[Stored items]
>>>>>

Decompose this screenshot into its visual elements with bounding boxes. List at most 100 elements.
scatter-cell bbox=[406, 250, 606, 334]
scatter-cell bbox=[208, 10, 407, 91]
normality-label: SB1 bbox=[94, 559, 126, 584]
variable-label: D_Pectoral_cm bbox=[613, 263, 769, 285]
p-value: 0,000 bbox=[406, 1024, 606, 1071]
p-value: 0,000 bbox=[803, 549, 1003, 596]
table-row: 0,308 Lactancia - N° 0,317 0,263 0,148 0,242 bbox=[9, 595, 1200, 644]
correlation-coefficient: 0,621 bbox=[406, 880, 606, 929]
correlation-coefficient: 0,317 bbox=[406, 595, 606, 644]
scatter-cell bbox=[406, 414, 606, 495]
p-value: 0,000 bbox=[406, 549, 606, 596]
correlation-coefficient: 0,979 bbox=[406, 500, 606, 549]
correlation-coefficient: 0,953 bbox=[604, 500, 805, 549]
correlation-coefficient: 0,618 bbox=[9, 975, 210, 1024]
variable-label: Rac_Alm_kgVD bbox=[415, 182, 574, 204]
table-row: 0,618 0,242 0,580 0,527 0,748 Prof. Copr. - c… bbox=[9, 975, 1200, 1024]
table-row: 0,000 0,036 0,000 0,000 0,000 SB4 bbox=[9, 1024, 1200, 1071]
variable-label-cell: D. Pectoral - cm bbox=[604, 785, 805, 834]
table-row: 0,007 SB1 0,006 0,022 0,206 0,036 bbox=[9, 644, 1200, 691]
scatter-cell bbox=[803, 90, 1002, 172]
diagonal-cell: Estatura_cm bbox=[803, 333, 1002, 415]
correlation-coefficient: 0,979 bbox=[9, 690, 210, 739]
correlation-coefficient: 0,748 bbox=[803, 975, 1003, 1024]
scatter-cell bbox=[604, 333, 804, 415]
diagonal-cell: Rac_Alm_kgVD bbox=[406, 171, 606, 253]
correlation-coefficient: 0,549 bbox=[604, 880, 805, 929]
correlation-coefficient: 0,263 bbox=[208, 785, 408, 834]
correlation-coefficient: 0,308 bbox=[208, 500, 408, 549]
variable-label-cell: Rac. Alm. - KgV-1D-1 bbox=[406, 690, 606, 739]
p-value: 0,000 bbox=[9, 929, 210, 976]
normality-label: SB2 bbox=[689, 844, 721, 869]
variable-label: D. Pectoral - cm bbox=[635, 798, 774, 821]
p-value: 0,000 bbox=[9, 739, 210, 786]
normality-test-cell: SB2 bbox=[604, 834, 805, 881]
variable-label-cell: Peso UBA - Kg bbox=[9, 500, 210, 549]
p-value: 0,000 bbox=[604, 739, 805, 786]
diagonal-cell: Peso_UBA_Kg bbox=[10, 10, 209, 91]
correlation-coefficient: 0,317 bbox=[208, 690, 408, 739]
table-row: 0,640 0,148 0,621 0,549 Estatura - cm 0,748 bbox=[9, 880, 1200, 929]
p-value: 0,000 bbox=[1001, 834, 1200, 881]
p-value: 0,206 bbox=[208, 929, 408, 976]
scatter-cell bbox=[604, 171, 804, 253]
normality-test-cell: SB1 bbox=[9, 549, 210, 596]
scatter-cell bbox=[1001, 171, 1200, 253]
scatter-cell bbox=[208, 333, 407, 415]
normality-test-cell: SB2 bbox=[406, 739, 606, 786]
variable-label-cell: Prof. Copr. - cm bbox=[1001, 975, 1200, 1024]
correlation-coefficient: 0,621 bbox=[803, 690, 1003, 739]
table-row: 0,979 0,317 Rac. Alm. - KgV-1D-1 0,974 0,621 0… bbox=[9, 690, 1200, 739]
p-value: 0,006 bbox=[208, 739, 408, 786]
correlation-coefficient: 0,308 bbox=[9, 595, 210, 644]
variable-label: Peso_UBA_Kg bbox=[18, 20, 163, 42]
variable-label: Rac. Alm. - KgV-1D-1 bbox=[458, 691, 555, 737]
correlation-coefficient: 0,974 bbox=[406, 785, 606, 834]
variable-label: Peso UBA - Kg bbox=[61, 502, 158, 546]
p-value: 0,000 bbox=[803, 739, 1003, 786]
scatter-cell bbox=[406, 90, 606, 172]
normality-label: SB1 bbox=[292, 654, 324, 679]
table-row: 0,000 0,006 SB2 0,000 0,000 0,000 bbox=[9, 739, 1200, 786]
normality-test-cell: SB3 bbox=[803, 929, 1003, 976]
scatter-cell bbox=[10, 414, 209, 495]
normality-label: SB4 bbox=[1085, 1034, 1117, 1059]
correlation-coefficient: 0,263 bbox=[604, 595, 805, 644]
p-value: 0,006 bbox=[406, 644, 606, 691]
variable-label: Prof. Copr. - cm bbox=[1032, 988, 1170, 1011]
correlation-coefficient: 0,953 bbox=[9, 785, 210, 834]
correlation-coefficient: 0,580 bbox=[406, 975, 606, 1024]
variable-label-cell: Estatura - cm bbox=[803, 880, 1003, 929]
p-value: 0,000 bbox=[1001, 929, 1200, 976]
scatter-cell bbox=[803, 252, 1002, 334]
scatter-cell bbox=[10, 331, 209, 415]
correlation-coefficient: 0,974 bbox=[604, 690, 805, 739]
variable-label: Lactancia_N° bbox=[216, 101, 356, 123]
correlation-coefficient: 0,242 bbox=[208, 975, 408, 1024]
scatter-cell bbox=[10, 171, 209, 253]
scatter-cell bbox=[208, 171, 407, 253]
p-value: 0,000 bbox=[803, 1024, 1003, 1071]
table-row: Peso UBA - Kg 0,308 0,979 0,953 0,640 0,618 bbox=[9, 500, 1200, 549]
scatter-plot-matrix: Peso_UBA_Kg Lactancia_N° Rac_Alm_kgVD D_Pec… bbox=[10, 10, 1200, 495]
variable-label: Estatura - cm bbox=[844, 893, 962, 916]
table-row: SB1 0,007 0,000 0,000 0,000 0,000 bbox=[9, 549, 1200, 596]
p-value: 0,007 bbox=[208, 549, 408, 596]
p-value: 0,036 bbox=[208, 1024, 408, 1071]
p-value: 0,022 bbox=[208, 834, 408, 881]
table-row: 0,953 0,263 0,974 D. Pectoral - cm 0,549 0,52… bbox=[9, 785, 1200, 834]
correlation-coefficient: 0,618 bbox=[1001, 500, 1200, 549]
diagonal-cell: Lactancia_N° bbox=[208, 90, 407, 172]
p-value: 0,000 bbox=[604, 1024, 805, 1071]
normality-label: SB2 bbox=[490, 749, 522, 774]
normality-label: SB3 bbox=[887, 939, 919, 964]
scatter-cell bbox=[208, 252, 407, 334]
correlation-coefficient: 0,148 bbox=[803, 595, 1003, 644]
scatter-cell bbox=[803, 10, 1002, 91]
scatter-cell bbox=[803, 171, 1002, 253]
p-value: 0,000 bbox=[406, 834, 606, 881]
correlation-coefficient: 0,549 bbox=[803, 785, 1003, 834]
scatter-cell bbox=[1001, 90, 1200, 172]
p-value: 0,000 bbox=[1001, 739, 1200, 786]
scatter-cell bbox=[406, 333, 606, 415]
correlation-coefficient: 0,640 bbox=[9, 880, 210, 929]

<<<<<

Task details = Can you arrange the Stored items rows from the first one through the row containing "table-row: 0,308 Lactancia", inclusive, as a Markdown table with the columns No. and Line, leaving out any blank lines?

Solution for this task =
| No. | Line |
|---|---|
| 1 | Decompose this screenshot into its visual elements with bounding boxes. List at most 100 elements. |
| 2 | scatter-cell bbox=[406, 250, 606, 334] |
| 3 | scatter-cell bbox=[208, 10, 407, 91] |
| 4 | normality-label: SB1 bbox=[94, 559, 126, 584] |
| 5 | variable-label: D_Pectoral_cm bbox=[613, 263, 769, 285] |
| 6 | p-value: 0,000 bbox=[406, 1024, 606, 1071] |
| 7 | p-value: 0,000 bbox=[803, 549, 1003, 596] |
| 8 | table-row: 0,308 Lactancia - N° 0,317 0,263 0,148 0,242 bbox=[9, 595, 1200, 644] |